__What is needed__
Using the material that follows, identify and copy each line with the string "will".

__Input data__
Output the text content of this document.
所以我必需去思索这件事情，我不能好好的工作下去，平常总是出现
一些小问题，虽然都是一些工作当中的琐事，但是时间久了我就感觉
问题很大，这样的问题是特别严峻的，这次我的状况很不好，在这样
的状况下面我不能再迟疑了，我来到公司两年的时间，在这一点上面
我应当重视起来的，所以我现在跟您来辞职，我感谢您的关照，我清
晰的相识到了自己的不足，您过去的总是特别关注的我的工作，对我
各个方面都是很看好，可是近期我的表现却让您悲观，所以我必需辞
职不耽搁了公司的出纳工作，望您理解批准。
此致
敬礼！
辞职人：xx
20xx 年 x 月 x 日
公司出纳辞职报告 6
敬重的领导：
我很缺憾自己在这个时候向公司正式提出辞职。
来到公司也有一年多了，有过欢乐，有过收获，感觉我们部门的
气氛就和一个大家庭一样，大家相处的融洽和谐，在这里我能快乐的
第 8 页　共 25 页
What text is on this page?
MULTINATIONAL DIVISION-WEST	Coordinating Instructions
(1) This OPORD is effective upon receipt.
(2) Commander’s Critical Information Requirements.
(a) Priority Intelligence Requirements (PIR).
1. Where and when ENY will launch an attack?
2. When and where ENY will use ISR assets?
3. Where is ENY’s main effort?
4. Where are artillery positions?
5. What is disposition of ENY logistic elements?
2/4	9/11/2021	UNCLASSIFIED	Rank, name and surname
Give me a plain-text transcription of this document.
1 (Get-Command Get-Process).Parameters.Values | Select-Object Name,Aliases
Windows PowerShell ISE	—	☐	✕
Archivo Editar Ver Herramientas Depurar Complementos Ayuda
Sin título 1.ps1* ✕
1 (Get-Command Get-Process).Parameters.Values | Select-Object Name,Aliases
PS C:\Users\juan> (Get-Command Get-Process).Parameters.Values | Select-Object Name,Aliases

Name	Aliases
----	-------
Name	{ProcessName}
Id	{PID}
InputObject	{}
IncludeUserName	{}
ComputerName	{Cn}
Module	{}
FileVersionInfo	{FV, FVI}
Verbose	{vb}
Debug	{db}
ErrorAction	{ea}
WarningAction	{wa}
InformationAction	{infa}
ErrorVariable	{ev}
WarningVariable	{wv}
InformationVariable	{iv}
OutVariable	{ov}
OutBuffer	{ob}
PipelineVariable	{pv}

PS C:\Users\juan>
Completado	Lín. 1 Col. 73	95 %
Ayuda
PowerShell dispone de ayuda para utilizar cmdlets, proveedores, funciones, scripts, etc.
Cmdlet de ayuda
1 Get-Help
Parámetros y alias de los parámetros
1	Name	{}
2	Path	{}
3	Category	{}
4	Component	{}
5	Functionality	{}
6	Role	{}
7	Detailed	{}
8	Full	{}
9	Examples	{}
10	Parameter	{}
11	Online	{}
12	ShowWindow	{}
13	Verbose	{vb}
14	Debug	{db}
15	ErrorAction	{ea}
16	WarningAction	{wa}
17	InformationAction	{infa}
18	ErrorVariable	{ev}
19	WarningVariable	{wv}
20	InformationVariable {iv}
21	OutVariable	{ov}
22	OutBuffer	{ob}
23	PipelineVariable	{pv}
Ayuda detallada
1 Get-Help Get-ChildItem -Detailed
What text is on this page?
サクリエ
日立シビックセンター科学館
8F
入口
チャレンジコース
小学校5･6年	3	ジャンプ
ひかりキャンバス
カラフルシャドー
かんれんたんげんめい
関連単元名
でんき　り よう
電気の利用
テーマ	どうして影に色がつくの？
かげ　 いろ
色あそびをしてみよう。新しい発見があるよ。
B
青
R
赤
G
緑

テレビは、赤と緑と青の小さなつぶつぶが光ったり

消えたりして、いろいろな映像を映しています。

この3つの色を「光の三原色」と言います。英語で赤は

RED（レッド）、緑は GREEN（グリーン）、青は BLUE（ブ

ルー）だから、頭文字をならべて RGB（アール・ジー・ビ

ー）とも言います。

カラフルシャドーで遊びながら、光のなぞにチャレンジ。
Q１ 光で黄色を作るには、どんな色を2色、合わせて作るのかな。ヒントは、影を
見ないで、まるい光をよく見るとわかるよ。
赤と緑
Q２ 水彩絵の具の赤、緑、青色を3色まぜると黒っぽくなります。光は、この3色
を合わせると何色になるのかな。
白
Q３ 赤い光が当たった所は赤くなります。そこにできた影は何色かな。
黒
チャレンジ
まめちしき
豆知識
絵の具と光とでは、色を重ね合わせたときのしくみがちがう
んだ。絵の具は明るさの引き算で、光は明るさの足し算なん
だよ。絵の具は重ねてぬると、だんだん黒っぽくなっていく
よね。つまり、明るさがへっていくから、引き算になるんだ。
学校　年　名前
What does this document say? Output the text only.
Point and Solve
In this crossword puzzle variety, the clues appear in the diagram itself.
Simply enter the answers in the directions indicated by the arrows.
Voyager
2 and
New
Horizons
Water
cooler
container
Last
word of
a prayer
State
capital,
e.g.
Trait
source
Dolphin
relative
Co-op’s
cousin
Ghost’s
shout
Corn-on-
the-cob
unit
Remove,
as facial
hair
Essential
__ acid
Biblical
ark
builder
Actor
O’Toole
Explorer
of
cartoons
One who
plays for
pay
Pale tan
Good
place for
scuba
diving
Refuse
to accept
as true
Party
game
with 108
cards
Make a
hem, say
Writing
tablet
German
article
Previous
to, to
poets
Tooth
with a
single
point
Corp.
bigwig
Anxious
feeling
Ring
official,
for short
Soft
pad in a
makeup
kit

__Written solution__
1. Where and when ENY will launch an attack?
2. When and where ENY will use ISR assets?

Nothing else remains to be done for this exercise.